EXERCISE GOAL -
Locate each line below that includes "Ramo" and reproduce it.

Data records:
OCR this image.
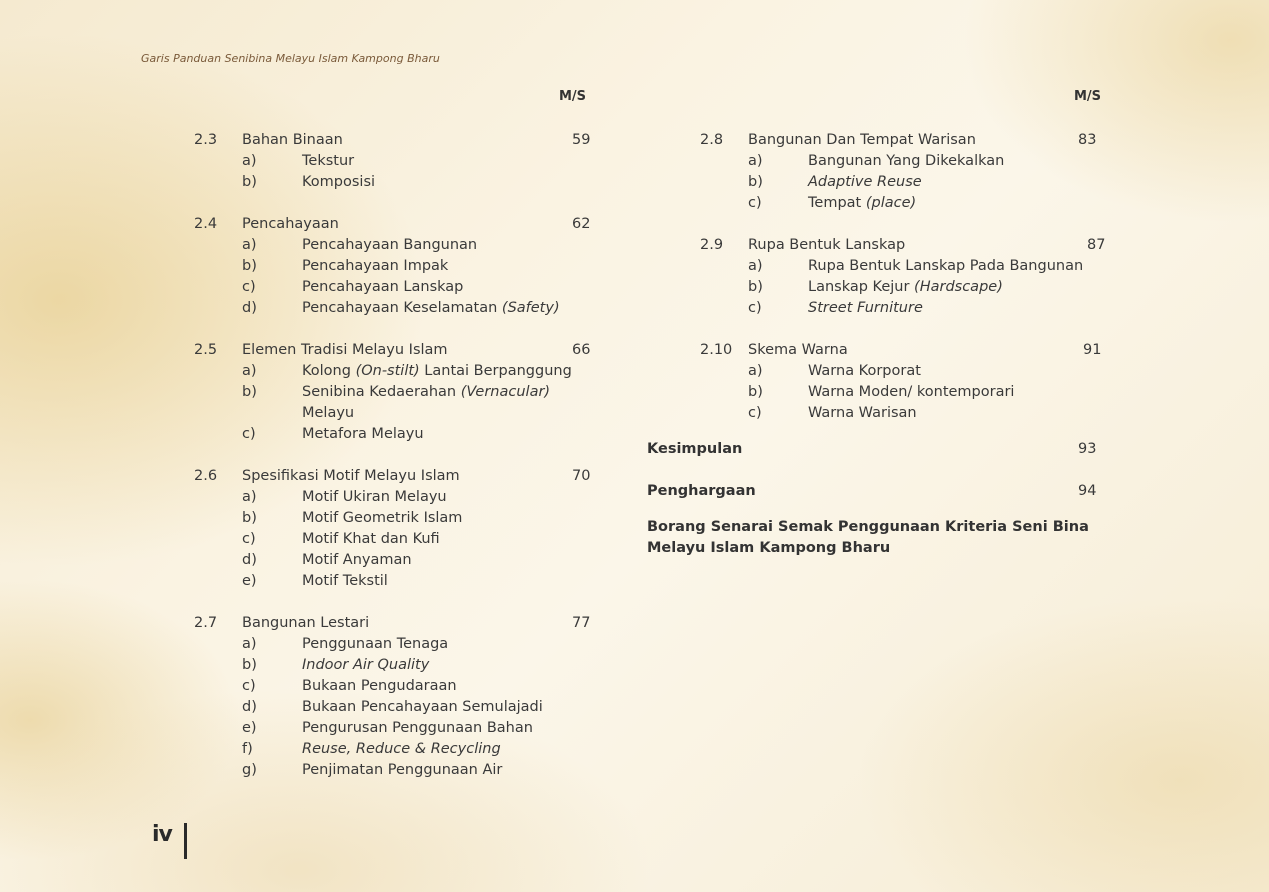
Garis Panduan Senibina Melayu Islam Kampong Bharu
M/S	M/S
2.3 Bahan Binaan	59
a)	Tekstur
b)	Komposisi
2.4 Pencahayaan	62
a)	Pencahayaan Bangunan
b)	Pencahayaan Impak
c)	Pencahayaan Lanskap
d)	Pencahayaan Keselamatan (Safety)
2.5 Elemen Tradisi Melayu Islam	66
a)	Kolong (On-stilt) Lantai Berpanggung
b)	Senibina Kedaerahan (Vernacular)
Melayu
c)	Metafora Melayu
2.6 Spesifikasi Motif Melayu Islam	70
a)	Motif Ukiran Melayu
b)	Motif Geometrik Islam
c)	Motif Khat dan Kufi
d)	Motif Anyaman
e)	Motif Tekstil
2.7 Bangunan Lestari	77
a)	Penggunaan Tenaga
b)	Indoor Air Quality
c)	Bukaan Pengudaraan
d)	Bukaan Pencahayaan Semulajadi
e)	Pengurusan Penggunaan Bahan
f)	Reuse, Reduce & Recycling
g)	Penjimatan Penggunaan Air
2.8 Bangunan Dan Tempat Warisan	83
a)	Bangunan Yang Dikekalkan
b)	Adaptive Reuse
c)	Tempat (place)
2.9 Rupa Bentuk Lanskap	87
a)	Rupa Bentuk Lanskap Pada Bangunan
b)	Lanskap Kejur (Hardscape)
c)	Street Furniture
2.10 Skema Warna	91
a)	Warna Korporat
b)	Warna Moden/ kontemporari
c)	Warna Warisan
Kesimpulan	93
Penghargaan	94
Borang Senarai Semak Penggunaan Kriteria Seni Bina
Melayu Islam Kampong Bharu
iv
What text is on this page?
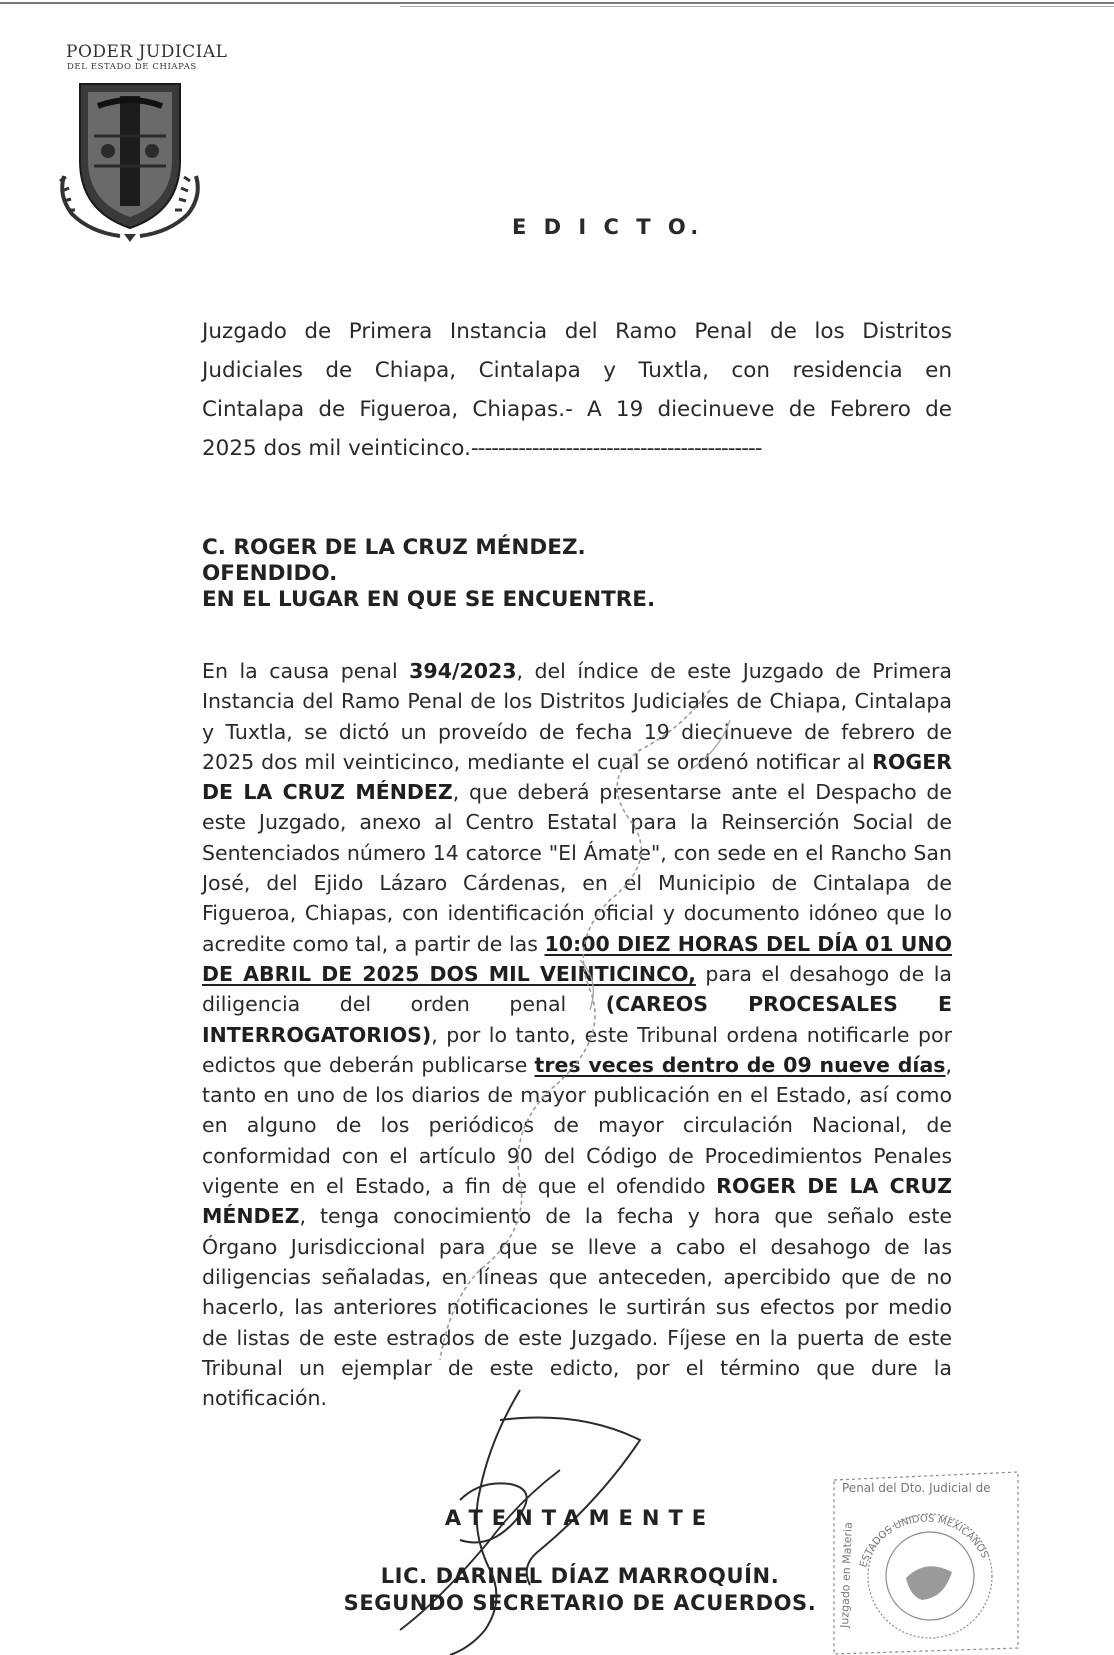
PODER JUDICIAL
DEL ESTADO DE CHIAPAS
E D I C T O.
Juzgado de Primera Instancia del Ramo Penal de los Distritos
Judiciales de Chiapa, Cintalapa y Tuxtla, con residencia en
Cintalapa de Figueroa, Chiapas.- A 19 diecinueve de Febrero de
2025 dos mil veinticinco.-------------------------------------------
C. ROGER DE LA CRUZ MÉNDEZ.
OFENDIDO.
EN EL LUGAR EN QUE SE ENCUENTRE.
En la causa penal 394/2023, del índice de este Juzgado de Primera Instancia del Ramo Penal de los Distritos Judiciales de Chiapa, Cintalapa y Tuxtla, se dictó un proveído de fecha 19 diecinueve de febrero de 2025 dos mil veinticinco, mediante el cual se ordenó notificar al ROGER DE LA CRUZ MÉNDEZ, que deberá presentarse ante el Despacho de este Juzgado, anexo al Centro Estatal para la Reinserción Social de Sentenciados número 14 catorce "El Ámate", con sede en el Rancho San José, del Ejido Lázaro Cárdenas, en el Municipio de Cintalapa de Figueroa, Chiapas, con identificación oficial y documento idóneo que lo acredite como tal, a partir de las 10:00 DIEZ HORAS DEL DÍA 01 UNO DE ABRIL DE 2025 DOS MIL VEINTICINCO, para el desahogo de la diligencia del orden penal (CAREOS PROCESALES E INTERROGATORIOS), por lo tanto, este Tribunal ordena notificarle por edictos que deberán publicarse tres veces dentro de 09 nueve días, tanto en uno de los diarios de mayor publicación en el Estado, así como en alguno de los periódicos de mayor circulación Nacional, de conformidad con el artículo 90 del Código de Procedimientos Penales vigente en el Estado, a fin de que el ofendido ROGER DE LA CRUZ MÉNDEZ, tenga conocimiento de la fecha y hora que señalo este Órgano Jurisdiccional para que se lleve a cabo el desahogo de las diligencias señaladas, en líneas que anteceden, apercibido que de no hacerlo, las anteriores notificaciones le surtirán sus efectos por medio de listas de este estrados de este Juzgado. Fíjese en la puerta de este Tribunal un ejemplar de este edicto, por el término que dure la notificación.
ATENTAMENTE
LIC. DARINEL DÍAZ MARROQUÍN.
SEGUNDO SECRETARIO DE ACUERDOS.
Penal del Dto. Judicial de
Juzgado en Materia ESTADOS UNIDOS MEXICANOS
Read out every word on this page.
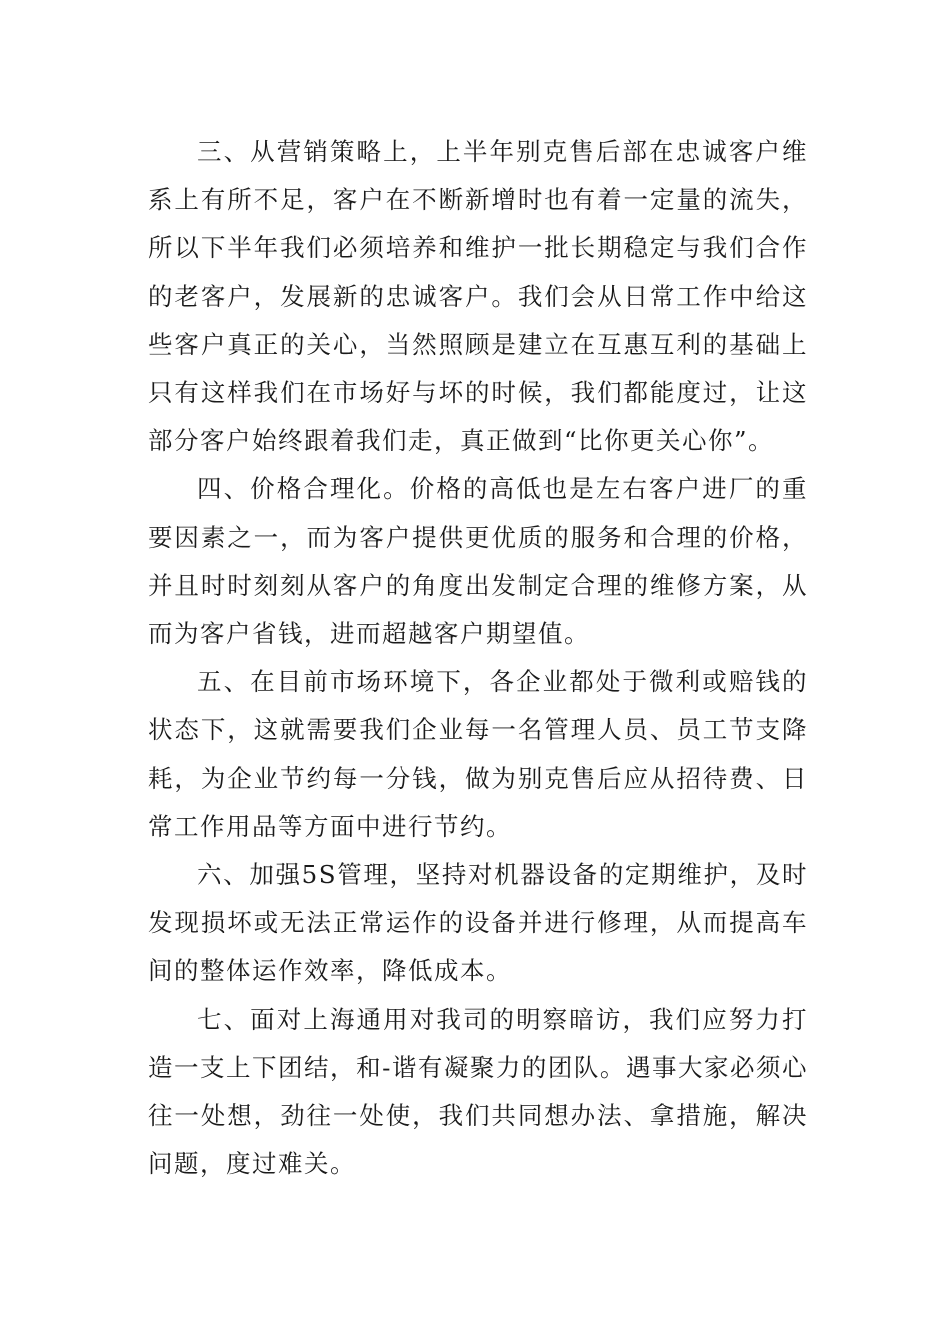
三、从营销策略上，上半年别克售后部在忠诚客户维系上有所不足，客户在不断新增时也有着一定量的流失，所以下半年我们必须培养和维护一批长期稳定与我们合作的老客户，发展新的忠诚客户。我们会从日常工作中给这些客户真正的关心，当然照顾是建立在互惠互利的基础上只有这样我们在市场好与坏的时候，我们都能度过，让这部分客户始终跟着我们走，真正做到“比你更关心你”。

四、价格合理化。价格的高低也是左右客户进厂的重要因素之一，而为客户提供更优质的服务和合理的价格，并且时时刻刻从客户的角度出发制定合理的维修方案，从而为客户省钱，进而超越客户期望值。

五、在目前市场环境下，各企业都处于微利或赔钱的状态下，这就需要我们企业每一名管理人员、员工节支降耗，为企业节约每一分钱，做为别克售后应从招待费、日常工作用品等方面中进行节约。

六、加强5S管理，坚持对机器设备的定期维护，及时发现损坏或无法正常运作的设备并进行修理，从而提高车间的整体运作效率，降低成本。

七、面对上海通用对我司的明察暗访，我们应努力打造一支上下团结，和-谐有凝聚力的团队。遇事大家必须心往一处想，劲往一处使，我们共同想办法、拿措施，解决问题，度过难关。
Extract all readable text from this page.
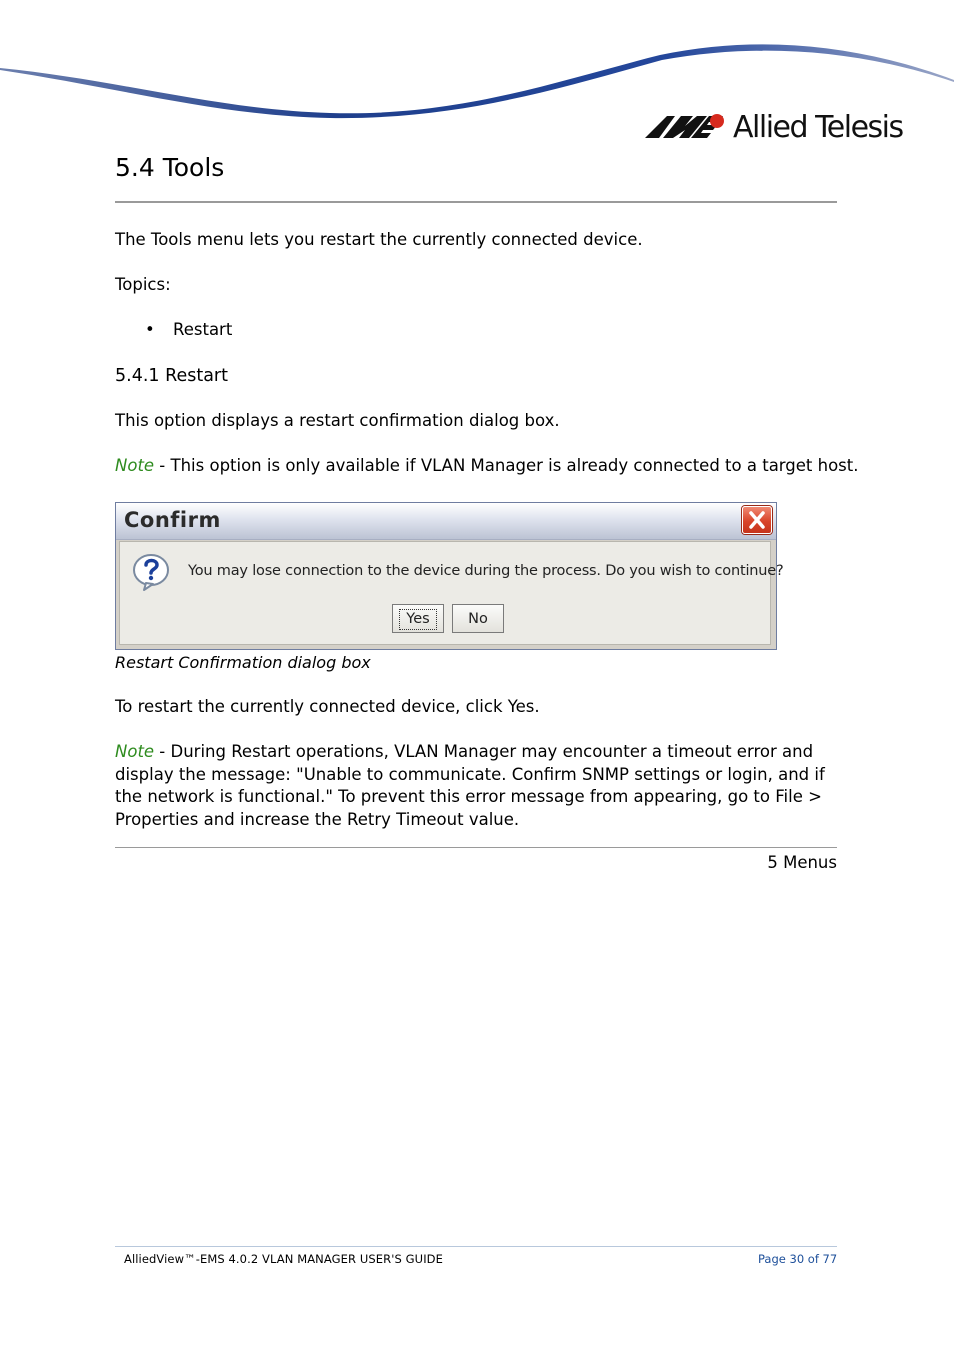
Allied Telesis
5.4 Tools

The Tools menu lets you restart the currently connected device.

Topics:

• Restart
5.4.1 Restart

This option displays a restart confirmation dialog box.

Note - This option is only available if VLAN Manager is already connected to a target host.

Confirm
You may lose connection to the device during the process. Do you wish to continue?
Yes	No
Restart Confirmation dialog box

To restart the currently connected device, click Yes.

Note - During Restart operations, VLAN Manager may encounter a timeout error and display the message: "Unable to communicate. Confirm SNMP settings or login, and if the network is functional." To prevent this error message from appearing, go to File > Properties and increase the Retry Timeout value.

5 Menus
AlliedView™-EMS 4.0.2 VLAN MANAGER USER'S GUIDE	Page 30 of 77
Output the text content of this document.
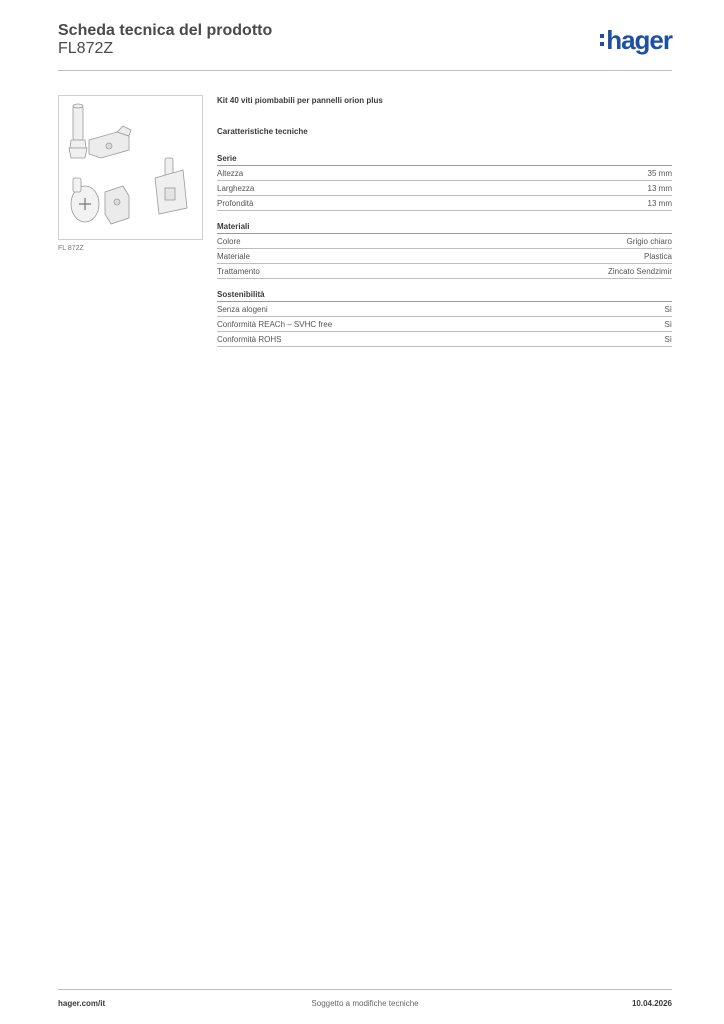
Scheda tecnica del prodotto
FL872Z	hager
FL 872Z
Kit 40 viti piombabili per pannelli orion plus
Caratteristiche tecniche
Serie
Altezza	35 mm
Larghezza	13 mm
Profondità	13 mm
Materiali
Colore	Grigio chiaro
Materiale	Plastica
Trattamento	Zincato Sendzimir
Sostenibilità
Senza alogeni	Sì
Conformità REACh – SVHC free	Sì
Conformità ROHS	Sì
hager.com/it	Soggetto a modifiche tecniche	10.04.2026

SOLUTION FOR THIS EXERCISE -
Juzgado de Primera Instancia del Ramo Penal de los Distritos
En la causa penal 394/2023, del índice de este Juzgado de Primera Instancia del Ramo Penal de los Distritos Judiciales de Chiapa, Cintalapa y Tuxtla, se dictó un proveído de fecha 19 diecinueve de febrero de 2025 dos mil veinticinco, mediante el cual se ordenó notificar al ROGER DE LA CRUZ MÉNDEZ, que deberá presentarse ante el Despacho de este Juzgado, anexo al Centro Estatal para la Reinserción Social de Sentenciados número 14 catorce "El Ámate", con sede en el Rancho San José, del Ejido Lázaro Cárdenas, en el Municipio de Cintalapa de Figueroa, Chiapas, con identificación oficial y documento idóneo que lo acredite como tal, a partir de las 10:00 DIEZ HORAS DEL DÍA 01 UNO DE ABRIL DE 2025 DOS MIL VEINTICINCO, para el desahogo de la diligencia del orden penal (CAREOS PROCESALES E INTERROGATORIOS), por lo tanto, este Tribunal ordena notificarle por edictos que deberán publicarse tres veces dentro de 09 nueve días, tanto en uno de los diarios de mayor publicación en el Estado, así como en alguno de los periódicos de mayor circulación Nacional, de conformidad con el artículo 90 del Código de Procedimientos Penales vigente en el Estado, a fin de que el ofendido ROGER DE LA CRUZ MÉNDEZ, tenga conocimiento de la fecha y hora que señalo este Órgano Jurisdiccional para que se lleve a cabo el desahogo de las diligencias señaladas, en líneas que anteceden, apercibido que de no hacerlo, las anteriores notificaciones le surtirán sus efectos por medio de listas de este estrados de este Juzgado. Fíjese en la puerta de este Tribunal un ejemplar de este edicto, por el término que dure la notificación.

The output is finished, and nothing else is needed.